Give the entries again exactly, every one of them.

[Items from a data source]

══════

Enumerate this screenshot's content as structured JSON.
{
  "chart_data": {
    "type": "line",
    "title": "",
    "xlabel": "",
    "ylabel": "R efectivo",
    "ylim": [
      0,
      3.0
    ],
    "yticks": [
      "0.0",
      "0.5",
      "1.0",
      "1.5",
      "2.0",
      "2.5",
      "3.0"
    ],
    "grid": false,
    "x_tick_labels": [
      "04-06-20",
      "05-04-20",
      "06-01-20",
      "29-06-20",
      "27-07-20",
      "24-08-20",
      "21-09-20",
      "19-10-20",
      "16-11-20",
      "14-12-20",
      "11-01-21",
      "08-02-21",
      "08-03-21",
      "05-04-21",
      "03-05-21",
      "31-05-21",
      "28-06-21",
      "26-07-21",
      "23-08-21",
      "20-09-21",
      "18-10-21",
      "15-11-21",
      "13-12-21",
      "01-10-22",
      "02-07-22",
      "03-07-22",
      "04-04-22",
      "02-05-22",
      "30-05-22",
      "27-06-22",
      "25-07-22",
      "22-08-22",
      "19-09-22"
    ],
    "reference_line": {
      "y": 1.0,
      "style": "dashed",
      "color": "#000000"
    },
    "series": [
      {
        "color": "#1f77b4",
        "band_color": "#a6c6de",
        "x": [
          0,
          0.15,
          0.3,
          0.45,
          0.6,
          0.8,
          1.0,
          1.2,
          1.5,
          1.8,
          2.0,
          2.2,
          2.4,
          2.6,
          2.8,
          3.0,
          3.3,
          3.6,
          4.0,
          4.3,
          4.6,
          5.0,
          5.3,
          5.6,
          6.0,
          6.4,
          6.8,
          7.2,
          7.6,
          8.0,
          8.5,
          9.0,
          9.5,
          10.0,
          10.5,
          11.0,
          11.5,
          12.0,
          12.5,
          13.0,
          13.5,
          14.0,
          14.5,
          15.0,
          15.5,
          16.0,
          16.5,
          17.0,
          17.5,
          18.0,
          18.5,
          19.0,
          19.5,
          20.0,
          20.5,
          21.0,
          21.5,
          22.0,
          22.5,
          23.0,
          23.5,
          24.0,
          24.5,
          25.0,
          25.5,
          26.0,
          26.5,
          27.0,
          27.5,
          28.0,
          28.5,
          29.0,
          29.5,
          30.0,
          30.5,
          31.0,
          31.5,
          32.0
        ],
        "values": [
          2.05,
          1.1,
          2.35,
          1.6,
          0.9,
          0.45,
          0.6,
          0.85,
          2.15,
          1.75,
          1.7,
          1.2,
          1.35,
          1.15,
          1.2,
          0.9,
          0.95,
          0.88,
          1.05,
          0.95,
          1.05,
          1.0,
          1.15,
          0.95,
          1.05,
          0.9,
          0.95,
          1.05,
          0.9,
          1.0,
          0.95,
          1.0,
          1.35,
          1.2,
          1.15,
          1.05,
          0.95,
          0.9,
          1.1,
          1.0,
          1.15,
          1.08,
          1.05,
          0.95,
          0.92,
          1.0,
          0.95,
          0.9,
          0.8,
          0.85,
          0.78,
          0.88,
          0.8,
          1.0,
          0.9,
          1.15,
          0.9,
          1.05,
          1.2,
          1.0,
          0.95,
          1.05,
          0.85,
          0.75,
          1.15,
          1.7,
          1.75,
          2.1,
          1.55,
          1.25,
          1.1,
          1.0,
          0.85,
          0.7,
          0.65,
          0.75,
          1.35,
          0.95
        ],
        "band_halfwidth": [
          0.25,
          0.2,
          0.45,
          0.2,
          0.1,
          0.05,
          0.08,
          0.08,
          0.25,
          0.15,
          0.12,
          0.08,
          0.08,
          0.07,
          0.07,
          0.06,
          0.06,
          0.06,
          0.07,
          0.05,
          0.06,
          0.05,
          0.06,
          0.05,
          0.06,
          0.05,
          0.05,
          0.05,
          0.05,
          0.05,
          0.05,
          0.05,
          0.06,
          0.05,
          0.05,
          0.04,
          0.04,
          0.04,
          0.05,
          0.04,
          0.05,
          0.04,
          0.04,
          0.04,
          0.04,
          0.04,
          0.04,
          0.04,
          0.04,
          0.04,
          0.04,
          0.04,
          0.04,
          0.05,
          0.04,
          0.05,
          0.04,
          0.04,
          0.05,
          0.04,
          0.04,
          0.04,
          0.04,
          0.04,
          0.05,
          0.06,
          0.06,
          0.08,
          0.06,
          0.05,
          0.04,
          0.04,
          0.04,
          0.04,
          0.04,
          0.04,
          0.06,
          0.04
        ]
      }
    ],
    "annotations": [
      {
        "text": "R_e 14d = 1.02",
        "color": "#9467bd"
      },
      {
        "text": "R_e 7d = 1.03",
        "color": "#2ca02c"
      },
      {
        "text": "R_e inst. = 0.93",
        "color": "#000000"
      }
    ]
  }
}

══════

▶ _Result of the task_
Enumerate this screenshot's content as structured JSON.
{
  "chart_data": {
    "type": "line",
    "title": "",
    "xlabel": "",
    "ylabel": "R efectivo",
    "ylim": [
      0,
      3.0
    ],
    "yticks": [
      "0.0",
      "0.5",
      "1.0",
      "1.5",
      "2.0",
      "2.5",
      "3.0"
    ],
    "grid": false,
    "x_tick_labels": [
      "04-06-20",
      "05-04-20",
      "06-01-20",
      "29-06-20",
      "27-07-20",
      "24-08-20",
      "21-09-20",
      "19-10-20",
      "16-11-20",
      "14-12-20",
      "11-01-21",
      "08-02-21",
      "08-03-21",
      "05-04-21",
      "03-05-21",
      "31-05-21",
      "28-06-21",
      "26-07-21",
      "23-08-21",
      "20-09-21",
      "18-10-21",
      "15-11-21",
      "13-12-21",
      "01-10-22",
      "02-07-22",
      "03-07-22",
      "04-04-22",
      "02-05-22",
      "30-05-22",
      "27-06-22",
      "25-07-22",
      "22-08-22",
      "19-09-22"
    ],
    "reference_line": {
      "y": 1.0,
      "style": "dashed",
      "color": "#000000"
    },
    "series": [
      {
        "color": "#1f77b4",
        "band_color": "#a6c6de",
        "x": [
          0,
          0.15,
          0.3,
          0.45,
          0.6,
          0.8,
          1.0,
          1.2,
          1.5,
          1.8,
          2.0,
          2.2,
          2.4,
          2.6,
          2.8,
          3.0,
          3.3,
          3.6,
          4.0,
          4.3,
          4.6,
          5.0,
          5.3,
          5.6,
          6.0,
          6.4,
          6.8,
          7.2,
          7.6,
          8.0,
          8.5,
          9.0,
          9.5,
          10.0,
          10.5,
          11.0,
          11.5,
          12.0,
          12.5,
          13.0,
          13.5,
          14.0,
          14.5,
          15.0,
          15.5,
          16.0,
          16.5,
          17.0,
          17.5,
          18.0,
          18.5,
          19.0,
          19.5,
          20.0,
          20.5,
          21.0,
          21.5,
          22.0,
          22.5,
          23.0,
          23.5,
          24.0,
          24.5,
          25.0,
          25.5,
          26.0,
          26.5,
          27.0,
          27.5,
          28.0,
          28.5,
          29.0,
          29.5,
          30.0,
          30.5,
          31.0,
          31.5,
          32.0
        ],
        "values": [
          2.05,
          1.1,
          2.35,
          1.6,
          0.9,
          0.45,
          0.6,
          0.85,
          2.15,
          1.75,
          1.7,
          1.2,
          1.35,
          1.15,
          1.2,
          0.9,
          0.95,
          0.88,
          1.05,
          0.95,
          1.05,
          1.0,
          1.15,
          0.95,
          1.05,
          0.9,
          0.95,
          1.05,
          0.9,
          1.0,
          0.95,
          1.0,
          1.35,
          1.2,
          1.15,
          1.05,
          0.95,
          0.9,
          1.1,
          1.0,
          1.15,
          1.08,
          1.05,
          0.95,
          0.92,
          1.0,
          0.95,
          0.9,
          0.8,
          0.85,
          0.78,
          0.88,
          0.8,
          1.0,
          0.9,
          1.15,
          0.9,
          1.05,
          1.2,
          1.0,
          0.95,
          1.05,
          0.85,
          0.75,
          1.15,
          1.7,
          1.75,
          2.1,
          1.55,
          1.25,
          1.1,
          1.0,
          0.85,
          0.7,
          0.65,
          0.75,
          1.35,
          0.95
        ],
        "band_halfwidth": [
          0.25,
          0.2,
          0.45,
          0.2,
          0.1,
          0.05,
          0.08,
          0.08,
          0.25,
          0.15,
          0.12,
          0.08,
          0.08,
          0.07,
          0.07,
          0.06,
          0.06,
          0.06,
          0.07,
          0.05,
          0.06,
          0.05,
          0.06,
          0.05,
          0.06,
          0.05,
          0.05,
          0.05,
          0.05,
          0.05,
          0.05,
          0.05,
          0.06,
          0.05,
          0.05,
          0.04,
          0.04,
          0.04,
          0.05,
          0.04,
          0.05,
          0.04,
          0.04,
          0.04,
          0.04,
          0.04,
          0.04,
          0.04,
          0.04,
          0.04,
          0.04,
          0.04,
          0.04,
          0.05,
          0.04,
          0.05,
          0.04,
          0.04,
          0.05,
          0.04,
          0.04,
          0.04,
          0.04,
          0.04,
          0.05,
          0.06,
          0.06,
          0.08,
          0.06,
          0.05,
          0.04,
          0.04,
          0.04,
          0.04,
          0.04,
          0.04,
          0.06,
          0.04
        ]
      }
    ],
    "annotations": [
      {
        "text": "R_e 14d = 1.02",
        "color": "#9467bd"
      },
      {
        "text": "R_e 7d = 1.03",
        "color": "#2ca02c"
      },
      {
        "text": "R_e inst. = 0.93",
        "color": "#000000"
      }
    ]
  }
}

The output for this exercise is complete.